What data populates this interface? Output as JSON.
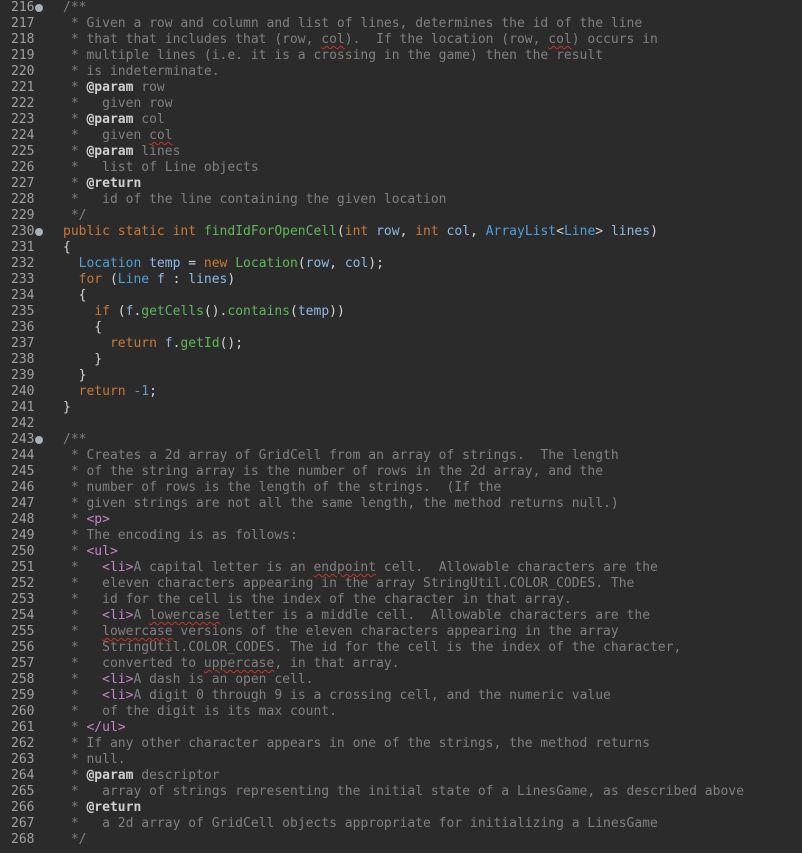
{
  "editor": {
    "colors": {
      "background": "#2b2b2b",
      "comment": "#808080",
      "keyword": "#cc7832",
      "type": "#4ea0d8",
      "method": "#5db85a",
      "tag": "#c586c0"
    },
    "lines": [
      {
        "n": "216",
        "fold": true,
        "segs": [
          {
            "c": "comment",
            "t": "/**"
          }
        ]
      },
      {
        "n": "217",
        "segs": [
          {
            "c": "comment",
            "t": " * Given a row and column and list of lines, determines the id of the line"
          }
        ]
      },
      {
        "n": "218",
        "segs": [
          {
            "c": "comment",
            "t": " * that that includes that (row, "
          },
          {
            "c": "comment uline",
            "t": "col"
          },
          {
            "c": "comment",
            "t": ").  If the location (row, "
          },
          {
            "c": "comment uline",
            "t": "col"
          },
          {
            "c": "comment",
            "t": ") occurs in"
          }
        ]
      },
      {
        "n": "219",
        "segs": [
          {
            "c": "comment",
            "t": " * multiple lines (i.e. it is a crossing in the game) then the result"
          }
        ]
      },
      {
        "n": "220",
        "segs": [
          {
            "c": "comment",
            "t": " * is indeterminate."
          }
        ]
      },
      {
        "n": "221",
        "segs": [
          {
            "c": "comment",
            "t": " * "
          },
          {
            "c": "ann",
            "t": "@param"
          },
          {
            "c": "comment",
            "t": " row"
          }
        ]
      },
      {
        "n": "222",
        "segs": [
          {
            "c": "comment",
            "t": " *   given row"
          }
        ]
      },
      {
        "n": "223",
        "segs": [
          {
            "c": "comment",
            "t": " * "
          },
          {
            "c": "ann",
            "t": "@param"
          },
          {
            "c": "comment",
            "t": " col"
          }
        ]
      },
      {
        "n": "224",
        "segs": [
          {
            "c": "comment",
            "t": " *   given "
          },
          {
            "c": "comment uline",
            "t": "col"
          }
        ]
      },
      {
        "n": "225",
        "segs": [
          {
            "c": "comment",
            "t": " * "
          },
          {
            "c": "ann",
            "t": "@param"
          },
          {
            "c": "comment",
            "t": " lines"
          }
        ]
      },
      {
        "n": "226",
        "segs": [
          {
            "c": "comment",
            "t": " *   list of Line objects"
          }
        ]
      },
      {
        "n": "227",
        "segs": [
          {
            "c": "comment",
            "t": " * "
          },
          {
            "c": "ann",
            "t": "@return"
          }
        ]
      },
      {
        "n": "228",
        "segs": [
          {
            "c": "comment",
            "t": " *   id of the line containing the given location"
          }
        ]
      },
      {
        "n": "229",
        "segs": [
          {
            "c": "comment",
            "t": " */"
          }
        ]
      },
      {
        "n": "230",
        "fold": true,
        "segs": [
          {
            "c": "kw",
            "t": "public static int "
          },
          {
            "c": "method",
            "t": "findIdForOpenCell"
          },
          {
            "c": "plain",
            "t": "("
          },
          {
            "c": "kw",
            "t": "int "
          },
          {
            "c": "var",
            "t": "row"
          },
          {
            "c": "plain",
            "t": ", "
          },
          {
            "c": "kw",
            "t": "int "
          },
          {
            "c": "var",
            "t": "col"
          },
          {
            "c": "plain",
            "t": ", "
          },
          {
            "c": "type",
            "t": "ArrayList"
          },
          {
            "c": "plain",
            "t": "<"
          },
          {
            "c": "type",
            "t": "Line"
          },
          {
            "c": "plain",
            "t": "> "
          },
          {
            "c": "var",
            "t": "lines"
          },
          {
            "c": "plain",
            "t": ")"
          }
        ]
      },
      {
        "n": "231",
        "segs": [
          {
            "c": "plain",
            "t": "{"
          }
        ]
      },
      {
        "n": "232",
        "segs": [
          {
            "c": "plain",
            "t": "  "
          },
          {
            "c": "type",
            "t": "Location"
          },
          {
            "c": "plain",
            "t": " "
          },
          {
            "c": "var",
            "t": "temp"
          },
          {
            "c": "plain",
            "t": " = "
          },
          {
            "c": "kw",
            "t": "new "
          },
          {
            "c": "method",
            "t": "Location"
          },
          {
            "c": "plain",
            "t": "("
          },
          {
            "c": "var",
            "t": "row"
          },
          {
            "c": "plain",
            "t": ", "
          },
          {
            "c": "var",
            "t": "col"
          },
          {
            "c": "plain",
            "t": ");"
          }
        ]
      },
      {
        "n": "233",
        "segs": [
          {
            "c": "plain",
            "t": "  "
          },
          {
            "c": "kw",
            "t": "for"
          },
          {
            "c": "plain",
            "t": " ("
          },
          {
            "c": "type",
            "t": "Line"
          },
          {
            "c": "plain",
            "t": " "
          },
          {
            "c": "var",
            "t": "f"
          },
          {
            "c": "plain",
            "t": " : "
          },
          {
            "c": "var",
            "t": "lines"
          },
          {
            "c": "plain",
            "t": ")"
          }
        ]
      },
      {
        "n": "234",
        "segs": [
          {
            "c": "plain",
            "t": "  {"
          }
        ]
      },
      {
        "n": "235",
        "segs": [
          {
            "c": "plain",
            "t": "    "
          },
          {
            "c": "kw",
            "t": "if"
          },
          {
            "c": "plain",
            "t": " ("
          },
          {
            "c": "var",
            "t": "f"
          },
          {
            "c": "plain",
            "t": "."
          },
          {
            "c": "method",
            "t": "getCells"
          },
          {
            "c": "plain",
            "t": "()."
          },
          {
            "c": "method",
            "t": "contains"
          },
          {
            "c": "plain",
            "t": "("
          },
          {
            "c": "var",
            "t": "temp"
          },
          {
            "c": "plain",
            "t": "))"
          }
        ]
      },
      {
        "n": "236",
        "segs": [
          {
            "c": "plain",
            "t": "    {"
          }
        ]
      },
      {
        "n": "237",
        "segs": [
          {
            "c": "plain",
            "t": "      "
          },
          {
            "c": "kw",
            "t": "return "
          },
          {
            "c": "var",
            "t": "f"
          },
          {
            "c": "plain",
            "t": "."
          },
          {
            "c": "method",
            "t": "getId"
          },
          {
            "c": "plain",
            "t": "();"
          }
        ]
      },
      {
        "n": "238",
        "segs": [
          {
            "c": "plain",
            "t": "    }"
          }
        ]
      },
      {
        "n": "239",
        "segs": [
          {
            "c": "plain",
            "t": "  }"
          }
        ]
      },
      {
        "n": "240",
        "segs": [
          {
            "c": "plain",
            "t": "  "
          },
          {
            "c": "kw",
            "t": "return "
          },
          {
            "c": "num-lit",
            "t": "-1"
          },
          {
            "c": "plain",
            "t": ";"
          }
        ]
      },
      {
        "n": "241",
        "segs": [
          {
            "c": "plain",
            "t": "}"
          }
        ]
      },
      {
        "n": "242",
        "segs": []
      },
      {
        "n": "243",
        "fold": true,
        "segs": [
          {
            "c": "comment",
            "t": "/**"
          }
        ]
      },
      {
        "n": "244",
        "segs": [
          {
            "c": "comment",
            "t": " * Creates a 2d array of GridCell from an array of strings.  The length"
          }
        ]
      },
      {
        "n": "245",
        "segs": [
          {
            "c": "comment",
            "t": " * of the string array is the number of rows in the 2d array, and the"
          }
        ]
      },
      {
        "n": "246",
        "segs": [
          {
            "c": "comment",
            "t": " * number of rows is the length of the strings.  (If the"
          }
        ]
      },
      {
        "n": "247",
        "segs": [
          {
            "c": "comment",
            "t": " * given strings are not all the same length, the method returns null.)"
          }
        ]
      },
      {
        "n": "248",
        "segs": [
          {
            "c": "comment",
            "t": " * "
          },
          {
            "c": "tag",
            "t": "<p>"
          }
        ]
      },
      {
        "n": "249",
        "segs": [
          {
            "c": "comment",
            "t": " * The encoding is as follows:"
          }
        ]
      },
      {
        "n": "250",
        "segs": [
          {
            "c": "comment",
            "t": " * "
          },
          {
            "c": "tag",
            "t": "<ul>"
          }
        ]
      },
      {
        "n": "251",
        "segs": [
          {
            "c": "comment",
            "t": " *   "
          },
          {
            "c": "tag",
            "t": "<li>"
          },
          {
            "c": "comment",
            "t": "A capital letter is an "
          },
          {
            "c": "comment uline",
            "t": "endpoint"
          },
          {
            "c": "comment",
            "t": " cell.  Allowable characters are the"
          }
        ]
      },
      {
        "n": "252",
        "segs": [
          {
            "c": "comment",
            "t": " *   eleven characters appearing in the array StringUtil.COLOR_CODES. The"
          }
        ]
      },
      {
        "n": "253",
        "segs": [
          {
            "c": "comment",
            "t": " *   id for the cell is the index of the character in that array."
          }
        ]
      },
      {
        "n": "254",
        "segs": [
          {
            "c": "comment",
            "t": " *   "
          },
          {
            "c": "tag",
            "t": "<li>"
          },
          {
            "c": "comment",
            "t": "A "
          },
          {
            "c": "comment uline",
            "t": "lowercase"
          },
          {
            "c": "comment",
            "t": " letter is a middle cell.  Allowable characters are the"
          }
        ]
      },
      {
        "n": "255",
        "segs": [
          {
            "c": "comment",
            "t": " *   "
          },
          {
            "c": "comment uline",
            "t": "lowercase"
          },
          {
            "c": "comment",
            "t": " versions of the eleven characters appearing in the array"
          }
        ]
      },
      {
        "n": "256",
        "segs": [
          {
            "c": "comment",
            "t": " *   StringUtil.COLOR_CODES. The id for the cell is the index of the character,"
          }
        ]
      },
      {
        "n": "257",
        "segs": [
          {
            "c": "comment",
            "t": " *   converted to "
          },
          {
            "c": "comment uline",
            "t": "uppercase"
          },
          {
            "c": "comment",
            "t": ", in that array."
          }
        ]
      },
      {
        "n": "258",
        "segs": [
          {
            "c": "comment",
            "t": " *   "
          },
          {
            "c": "tag",
            "t": "<li>"
          },
          {
            "c": "comment",
            "t": "A dash is an open cell."
          }
        ]
      },
      {
        "n": "259",
        "segs": [
          {
            "c": "comment",
            "t": " *   "
          },
          {
            "c": "tag",
            "t": "<li>"
          },
          {
            "c": "comment",
            "t": "A digit 0 through 9 is a crossing cell, and the numeric value"
          }
        ]
      },
      {
        "n": "260",
        "segs": [
          {
            "c": "comment",
            "t": " *   of the digit is its max count."
          }
        ]
      },
      {
        "n": "261",
        "segs": [
          {
            "c": "comment",
            "t": " * "
          },
          {
            "c": "tag",
            "t": "</ul>"
          }
        ]
      },
      {
        "n": "262",
        "segs": [
          {
            "c": "comment",
            "t": " * If any other character appears in one of the strings, the method returns"
          }
        ]
      },
      {
        "n": "263",
        "segs": [
          {
            "c": "comment",
            "t": " * null."
          }
        ]
      },
      {
        "n": "264",
        "segs": [
          {
            "c": "comment",
            "t": " * "
          },
          {
            "c": "ann",
            "t": "@param"
          },
          {
            "c": "comment",
            "t": " descriptor"
          }
        ]
      },
      {
        "n": "265",
        "segs": [
          {
            "c": "comment",
            "t": " *   array of strings representing the initial state of a LinesGame, as described above"
          }
        ]
      },
      {
        "n": "266",
        "segs": [
          {
            "c": "comment",
            "t": " * "
          },
          {
            "c": "ann",
            "t": "@return"
          }
        ]
      },
      {
        "n": "267",
        "segs": [
          {
            "c": "comment",
            "t": " *   a 2d array of GridCell objects appropriate for initializing a LinesGame"
          }
        ]
      },
      {
        "n": "268",
        "segs": [
          {
            "c": "comment",
            "t": " */"
          }
        ]
      }
    ]
  }
}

__DIRECTIONS FOR THIS TASK__. Gather all lines of the records that include the word "index".

__SOLUTION BELOW__.
            "t": " *   id for the cell is the index of the character in that array."
            "t": " *   StringUtil.COLOR_CODES. The id for the cell is the index of the character,"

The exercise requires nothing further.